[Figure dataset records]
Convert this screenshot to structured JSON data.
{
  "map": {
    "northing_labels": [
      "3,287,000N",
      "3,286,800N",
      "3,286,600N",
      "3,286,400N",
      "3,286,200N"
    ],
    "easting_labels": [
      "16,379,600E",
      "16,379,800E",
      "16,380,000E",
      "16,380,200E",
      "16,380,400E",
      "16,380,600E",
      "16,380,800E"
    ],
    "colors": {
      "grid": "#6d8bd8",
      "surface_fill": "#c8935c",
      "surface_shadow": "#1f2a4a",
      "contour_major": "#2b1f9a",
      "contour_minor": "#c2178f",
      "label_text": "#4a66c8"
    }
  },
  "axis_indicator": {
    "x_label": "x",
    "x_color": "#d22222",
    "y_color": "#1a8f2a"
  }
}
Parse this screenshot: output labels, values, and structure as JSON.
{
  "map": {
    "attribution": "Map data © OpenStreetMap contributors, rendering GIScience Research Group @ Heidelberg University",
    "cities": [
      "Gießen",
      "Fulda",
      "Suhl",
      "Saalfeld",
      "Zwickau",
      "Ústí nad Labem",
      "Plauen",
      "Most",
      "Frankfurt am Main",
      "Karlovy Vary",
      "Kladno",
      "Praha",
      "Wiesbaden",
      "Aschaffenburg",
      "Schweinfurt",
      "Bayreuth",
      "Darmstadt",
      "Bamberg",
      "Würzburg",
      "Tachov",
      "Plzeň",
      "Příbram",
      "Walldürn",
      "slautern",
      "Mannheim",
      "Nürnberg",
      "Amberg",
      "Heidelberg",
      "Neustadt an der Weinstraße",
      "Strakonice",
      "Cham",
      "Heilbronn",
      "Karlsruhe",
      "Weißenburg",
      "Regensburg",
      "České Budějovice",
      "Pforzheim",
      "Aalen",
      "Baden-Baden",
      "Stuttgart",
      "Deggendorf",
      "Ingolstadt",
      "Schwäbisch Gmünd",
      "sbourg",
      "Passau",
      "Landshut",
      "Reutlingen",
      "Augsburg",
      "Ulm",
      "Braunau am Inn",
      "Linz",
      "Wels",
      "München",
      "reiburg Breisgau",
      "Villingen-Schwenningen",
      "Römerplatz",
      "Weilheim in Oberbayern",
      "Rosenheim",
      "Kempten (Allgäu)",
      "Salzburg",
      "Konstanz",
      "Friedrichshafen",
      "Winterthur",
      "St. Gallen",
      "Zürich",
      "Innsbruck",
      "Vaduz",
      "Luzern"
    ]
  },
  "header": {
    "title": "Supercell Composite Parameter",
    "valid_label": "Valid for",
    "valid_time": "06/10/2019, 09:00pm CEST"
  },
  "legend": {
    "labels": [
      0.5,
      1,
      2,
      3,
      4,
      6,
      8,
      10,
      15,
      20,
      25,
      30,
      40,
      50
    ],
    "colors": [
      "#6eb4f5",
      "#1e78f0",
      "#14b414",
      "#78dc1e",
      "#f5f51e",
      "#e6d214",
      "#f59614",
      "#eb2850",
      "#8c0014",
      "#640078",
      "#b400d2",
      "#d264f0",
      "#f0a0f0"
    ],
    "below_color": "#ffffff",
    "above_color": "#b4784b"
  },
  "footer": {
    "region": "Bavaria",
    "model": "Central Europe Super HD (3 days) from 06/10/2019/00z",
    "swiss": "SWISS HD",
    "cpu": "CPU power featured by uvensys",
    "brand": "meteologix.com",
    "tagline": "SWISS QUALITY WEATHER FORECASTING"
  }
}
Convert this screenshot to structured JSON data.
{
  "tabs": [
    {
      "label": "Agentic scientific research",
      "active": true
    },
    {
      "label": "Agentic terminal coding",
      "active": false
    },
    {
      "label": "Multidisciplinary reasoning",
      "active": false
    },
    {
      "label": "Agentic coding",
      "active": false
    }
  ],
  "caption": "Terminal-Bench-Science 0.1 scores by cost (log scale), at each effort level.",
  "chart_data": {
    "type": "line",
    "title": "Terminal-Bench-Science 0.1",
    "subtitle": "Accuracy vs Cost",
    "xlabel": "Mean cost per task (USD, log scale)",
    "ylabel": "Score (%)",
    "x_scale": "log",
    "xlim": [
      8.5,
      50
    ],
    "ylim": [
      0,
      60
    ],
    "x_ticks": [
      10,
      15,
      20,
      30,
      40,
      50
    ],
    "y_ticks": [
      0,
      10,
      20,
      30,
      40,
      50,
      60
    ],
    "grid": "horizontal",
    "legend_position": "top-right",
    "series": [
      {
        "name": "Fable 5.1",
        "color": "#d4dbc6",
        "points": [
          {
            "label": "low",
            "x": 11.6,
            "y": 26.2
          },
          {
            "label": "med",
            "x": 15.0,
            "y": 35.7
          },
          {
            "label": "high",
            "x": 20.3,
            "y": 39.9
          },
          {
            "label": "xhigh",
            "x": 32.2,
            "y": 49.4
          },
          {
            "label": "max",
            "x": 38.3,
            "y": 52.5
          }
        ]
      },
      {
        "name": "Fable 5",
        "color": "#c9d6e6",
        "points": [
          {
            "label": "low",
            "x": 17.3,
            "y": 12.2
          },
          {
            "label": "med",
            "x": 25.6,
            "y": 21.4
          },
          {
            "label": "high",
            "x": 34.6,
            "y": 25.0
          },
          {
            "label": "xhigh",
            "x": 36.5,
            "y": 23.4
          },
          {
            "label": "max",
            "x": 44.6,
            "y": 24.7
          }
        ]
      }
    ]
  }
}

▶ [THE REQUEST] Scan the material for lines with the word "Agentic", and copy each line you find.

▶ [THE SOLUTION]
      "label": "Agentic scientific research",
      "label": "Agentic terminal coding",
      "label": "Agentic coding",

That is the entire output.